◆ What is needed
Tally each line where the word "below" occurs, then give only the total.
***** Stored rows
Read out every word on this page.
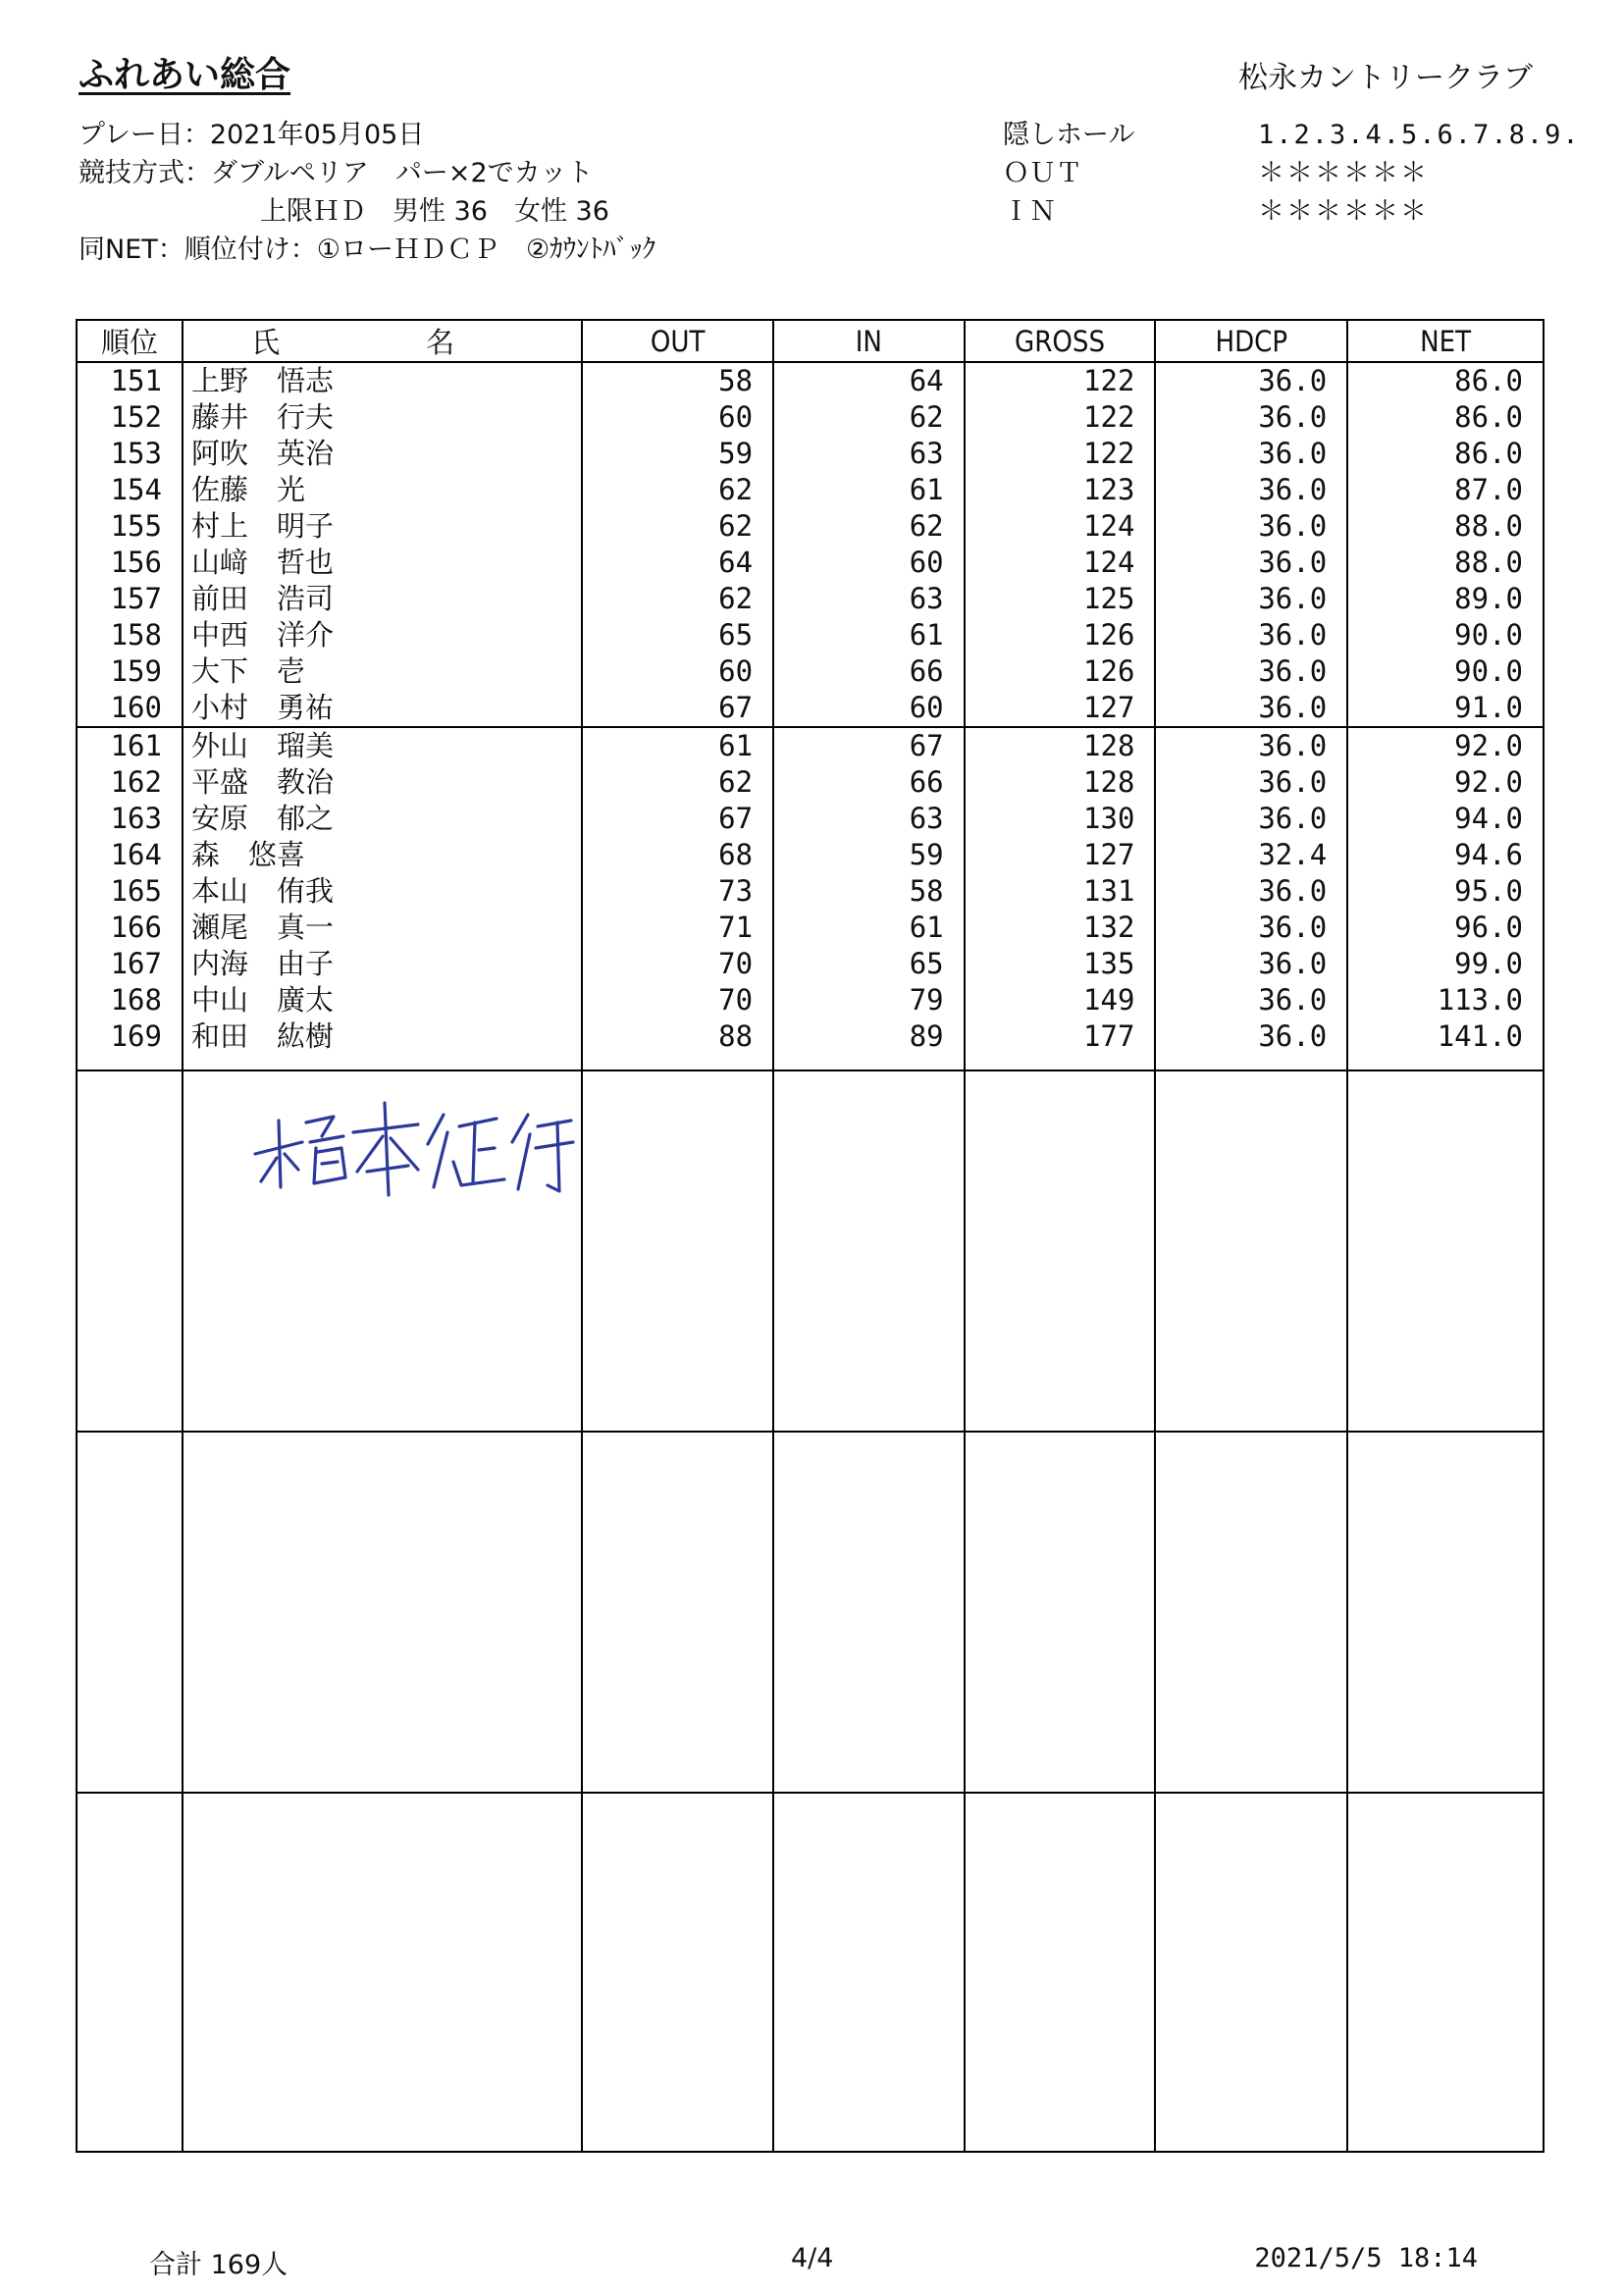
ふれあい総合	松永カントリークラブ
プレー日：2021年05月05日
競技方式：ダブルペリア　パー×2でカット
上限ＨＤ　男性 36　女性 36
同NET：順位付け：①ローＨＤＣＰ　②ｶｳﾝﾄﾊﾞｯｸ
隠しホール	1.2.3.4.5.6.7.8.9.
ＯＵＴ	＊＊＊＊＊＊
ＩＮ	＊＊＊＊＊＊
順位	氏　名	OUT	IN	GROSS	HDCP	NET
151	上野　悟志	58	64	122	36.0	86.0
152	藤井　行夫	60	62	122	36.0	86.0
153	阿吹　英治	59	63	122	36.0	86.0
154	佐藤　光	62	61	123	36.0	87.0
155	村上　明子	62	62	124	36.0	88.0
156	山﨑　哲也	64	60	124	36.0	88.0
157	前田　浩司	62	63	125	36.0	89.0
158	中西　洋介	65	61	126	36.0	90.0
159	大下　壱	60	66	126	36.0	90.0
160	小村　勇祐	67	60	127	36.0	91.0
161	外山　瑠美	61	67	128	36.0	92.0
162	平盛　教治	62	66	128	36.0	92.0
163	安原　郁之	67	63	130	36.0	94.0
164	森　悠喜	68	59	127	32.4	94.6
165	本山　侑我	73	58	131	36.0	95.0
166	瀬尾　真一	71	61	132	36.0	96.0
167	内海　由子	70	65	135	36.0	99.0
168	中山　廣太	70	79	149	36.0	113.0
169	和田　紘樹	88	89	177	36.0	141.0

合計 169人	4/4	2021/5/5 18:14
**********
***** Stored rows
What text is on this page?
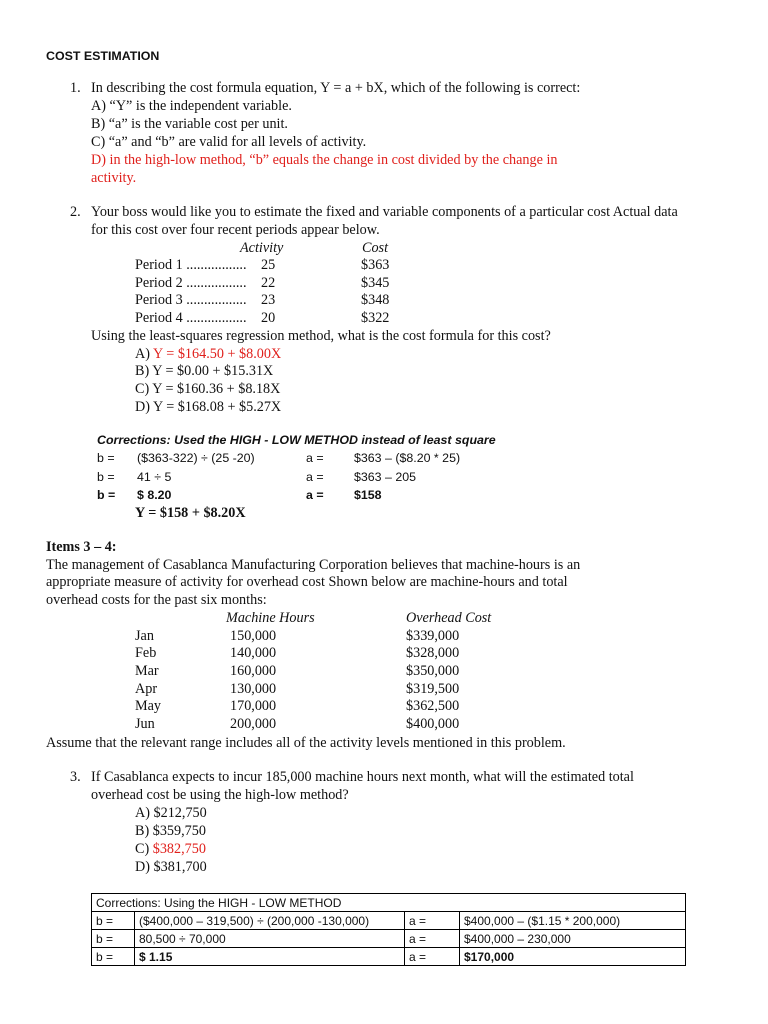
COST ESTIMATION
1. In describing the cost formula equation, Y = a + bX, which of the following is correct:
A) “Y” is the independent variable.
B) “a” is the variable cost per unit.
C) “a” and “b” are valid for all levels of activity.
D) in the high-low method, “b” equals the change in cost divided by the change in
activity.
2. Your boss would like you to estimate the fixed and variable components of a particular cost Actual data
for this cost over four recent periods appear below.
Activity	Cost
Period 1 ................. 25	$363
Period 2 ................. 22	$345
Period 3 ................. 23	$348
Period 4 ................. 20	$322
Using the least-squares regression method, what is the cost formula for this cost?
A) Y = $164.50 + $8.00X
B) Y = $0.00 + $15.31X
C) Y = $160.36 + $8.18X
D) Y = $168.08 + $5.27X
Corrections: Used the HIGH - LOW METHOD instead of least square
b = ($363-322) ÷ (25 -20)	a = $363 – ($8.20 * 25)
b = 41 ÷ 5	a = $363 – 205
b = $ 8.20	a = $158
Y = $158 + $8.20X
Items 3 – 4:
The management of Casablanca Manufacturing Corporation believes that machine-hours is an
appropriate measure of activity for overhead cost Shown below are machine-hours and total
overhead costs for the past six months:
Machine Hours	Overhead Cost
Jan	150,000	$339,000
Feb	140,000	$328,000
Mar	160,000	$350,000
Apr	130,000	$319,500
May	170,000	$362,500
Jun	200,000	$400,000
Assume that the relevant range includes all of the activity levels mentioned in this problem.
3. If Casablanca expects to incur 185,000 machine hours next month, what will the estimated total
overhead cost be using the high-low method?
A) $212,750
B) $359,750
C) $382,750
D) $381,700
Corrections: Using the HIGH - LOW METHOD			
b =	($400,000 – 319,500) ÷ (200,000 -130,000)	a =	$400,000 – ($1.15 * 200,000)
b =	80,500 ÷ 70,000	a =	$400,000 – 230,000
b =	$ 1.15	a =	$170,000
**********
***** Stored rows
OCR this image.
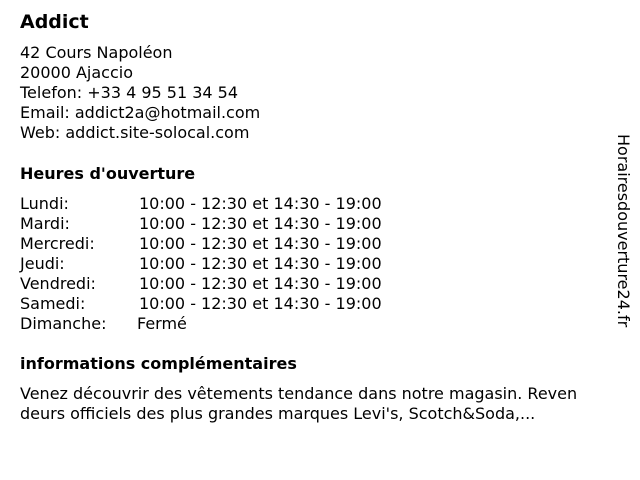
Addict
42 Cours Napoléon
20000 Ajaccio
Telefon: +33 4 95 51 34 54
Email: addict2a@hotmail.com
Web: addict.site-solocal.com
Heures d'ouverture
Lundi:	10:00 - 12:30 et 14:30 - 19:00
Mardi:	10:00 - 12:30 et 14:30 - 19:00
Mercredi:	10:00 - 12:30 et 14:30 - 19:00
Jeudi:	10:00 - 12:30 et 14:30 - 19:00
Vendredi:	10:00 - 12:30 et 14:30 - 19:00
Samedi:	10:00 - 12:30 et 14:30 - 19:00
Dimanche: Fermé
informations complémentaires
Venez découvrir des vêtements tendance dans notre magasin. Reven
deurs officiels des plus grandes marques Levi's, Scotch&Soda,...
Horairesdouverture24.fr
**********
◆ Completed task
2